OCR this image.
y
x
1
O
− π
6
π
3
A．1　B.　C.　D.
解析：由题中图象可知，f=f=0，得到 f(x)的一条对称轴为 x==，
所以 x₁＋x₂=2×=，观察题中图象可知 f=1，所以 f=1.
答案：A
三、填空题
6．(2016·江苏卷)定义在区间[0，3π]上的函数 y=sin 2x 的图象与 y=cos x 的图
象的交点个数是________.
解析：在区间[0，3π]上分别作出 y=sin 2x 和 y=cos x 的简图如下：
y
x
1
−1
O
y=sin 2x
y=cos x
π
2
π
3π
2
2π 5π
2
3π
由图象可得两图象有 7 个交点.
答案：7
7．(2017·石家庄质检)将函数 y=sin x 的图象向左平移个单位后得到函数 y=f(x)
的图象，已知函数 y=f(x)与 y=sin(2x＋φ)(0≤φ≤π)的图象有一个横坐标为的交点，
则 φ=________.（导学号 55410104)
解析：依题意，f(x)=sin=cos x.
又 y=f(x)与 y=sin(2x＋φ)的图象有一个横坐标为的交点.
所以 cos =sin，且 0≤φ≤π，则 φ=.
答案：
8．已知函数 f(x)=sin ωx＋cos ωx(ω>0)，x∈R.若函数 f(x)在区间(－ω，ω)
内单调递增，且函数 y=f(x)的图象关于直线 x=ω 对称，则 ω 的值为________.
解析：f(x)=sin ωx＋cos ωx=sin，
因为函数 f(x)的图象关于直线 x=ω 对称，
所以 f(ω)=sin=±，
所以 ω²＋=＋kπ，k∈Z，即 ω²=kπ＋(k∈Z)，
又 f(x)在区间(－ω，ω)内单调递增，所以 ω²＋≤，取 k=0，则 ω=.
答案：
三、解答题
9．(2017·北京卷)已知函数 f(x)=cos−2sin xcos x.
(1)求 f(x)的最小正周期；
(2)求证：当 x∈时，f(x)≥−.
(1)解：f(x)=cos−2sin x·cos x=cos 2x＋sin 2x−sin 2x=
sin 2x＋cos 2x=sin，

---

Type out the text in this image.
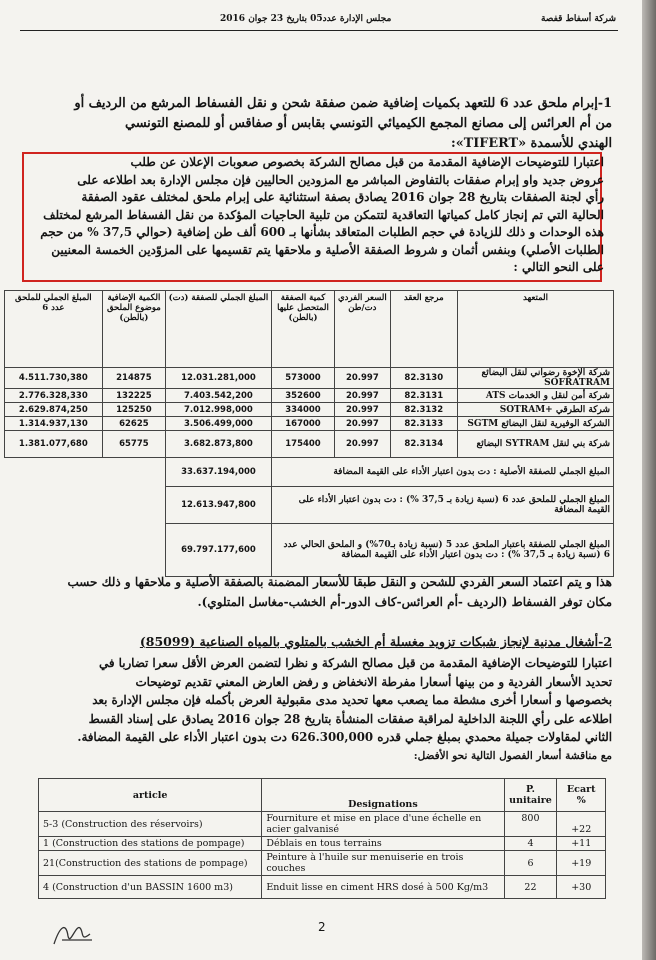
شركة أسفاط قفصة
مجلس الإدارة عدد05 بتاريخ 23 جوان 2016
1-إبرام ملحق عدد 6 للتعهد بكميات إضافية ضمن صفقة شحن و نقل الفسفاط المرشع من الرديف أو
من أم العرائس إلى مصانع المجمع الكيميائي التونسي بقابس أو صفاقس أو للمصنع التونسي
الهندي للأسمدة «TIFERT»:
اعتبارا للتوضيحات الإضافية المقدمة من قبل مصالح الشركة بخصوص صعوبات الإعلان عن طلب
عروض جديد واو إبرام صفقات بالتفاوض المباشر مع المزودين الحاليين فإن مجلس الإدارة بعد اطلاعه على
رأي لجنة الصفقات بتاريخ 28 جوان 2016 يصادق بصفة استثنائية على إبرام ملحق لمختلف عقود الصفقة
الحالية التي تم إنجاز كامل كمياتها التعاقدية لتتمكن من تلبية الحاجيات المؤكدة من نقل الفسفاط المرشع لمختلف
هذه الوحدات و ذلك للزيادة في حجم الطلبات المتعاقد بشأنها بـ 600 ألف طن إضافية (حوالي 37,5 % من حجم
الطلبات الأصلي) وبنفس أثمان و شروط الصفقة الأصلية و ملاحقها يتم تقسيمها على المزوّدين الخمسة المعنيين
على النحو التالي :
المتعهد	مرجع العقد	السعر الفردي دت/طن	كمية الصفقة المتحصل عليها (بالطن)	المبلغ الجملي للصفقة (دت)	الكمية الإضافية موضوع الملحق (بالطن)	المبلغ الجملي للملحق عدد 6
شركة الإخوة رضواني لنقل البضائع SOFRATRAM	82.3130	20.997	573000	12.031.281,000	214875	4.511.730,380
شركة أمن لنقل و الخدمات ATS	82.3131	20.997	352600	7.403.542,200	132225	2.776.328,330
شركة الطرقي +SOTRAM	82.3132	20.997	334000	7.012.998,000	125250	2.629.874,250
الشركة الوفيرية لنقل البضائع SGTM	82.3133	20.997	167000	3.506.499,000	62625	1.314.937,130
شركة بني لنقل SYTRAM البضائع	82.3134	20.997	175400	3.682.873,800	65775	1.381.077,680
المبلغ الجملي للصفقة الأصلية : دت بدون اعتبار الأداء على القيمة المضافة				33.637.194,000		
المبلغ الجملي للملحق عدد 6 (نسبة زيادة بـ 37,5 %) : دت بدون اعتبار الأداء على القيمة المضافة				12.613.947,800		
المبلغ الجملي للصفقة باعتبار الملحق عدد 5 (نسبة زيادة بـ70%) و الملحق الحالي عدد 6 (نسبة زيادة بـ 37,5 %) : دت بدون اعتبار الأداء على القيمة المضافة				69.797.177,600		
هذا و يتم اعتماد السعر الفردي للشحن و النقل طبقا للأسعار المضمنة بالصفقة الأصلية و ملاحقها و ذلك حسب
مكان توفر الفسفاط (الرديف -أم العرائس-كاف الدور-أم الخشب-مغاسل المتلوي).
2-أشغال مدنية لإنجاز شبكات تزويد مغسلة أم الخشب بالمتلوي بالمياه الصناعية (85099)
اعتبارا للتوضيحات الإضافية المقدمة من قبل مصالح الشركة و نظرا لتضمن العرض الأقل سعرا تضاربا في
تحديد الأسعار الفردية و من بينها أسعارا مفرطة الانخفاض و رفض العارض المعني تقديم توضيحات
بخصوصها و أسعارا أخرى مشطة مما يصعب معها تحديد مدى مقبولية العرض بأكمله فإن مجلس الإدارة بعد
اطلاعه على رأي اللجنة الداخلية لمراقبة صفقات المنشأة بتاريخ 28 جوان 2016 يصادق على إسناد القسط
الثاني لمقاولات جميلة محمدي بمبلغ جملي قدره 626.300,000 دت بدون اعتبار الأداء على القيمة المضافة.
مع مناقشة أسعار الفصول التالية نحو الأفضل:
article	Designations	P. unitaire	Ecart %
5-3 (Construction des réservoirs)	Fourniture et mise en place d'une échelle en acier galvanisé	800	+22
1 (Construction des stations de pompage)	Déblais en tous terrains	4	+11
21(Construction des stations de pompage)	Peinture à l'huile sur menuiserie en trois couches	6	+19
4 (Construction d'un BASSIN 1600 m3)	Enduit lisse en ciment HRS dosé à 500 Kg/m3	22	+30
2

Exercise instructions. Search the lines above for the string "الطلبات" and copy each line that has it.

Task answer.
هذه الوحدات و ذلك للزيادة في حجم الطلبات المتعاقد بشأنها بـ 600 ألف طن إضافية (حوالي 37,5 % من حجم
الطلبات الأصلي) وبنفس أثمان و شروط الصفقة الأصلية و ملاحقها يتم تقسيمها على المزوّدين الخمسة المعنيين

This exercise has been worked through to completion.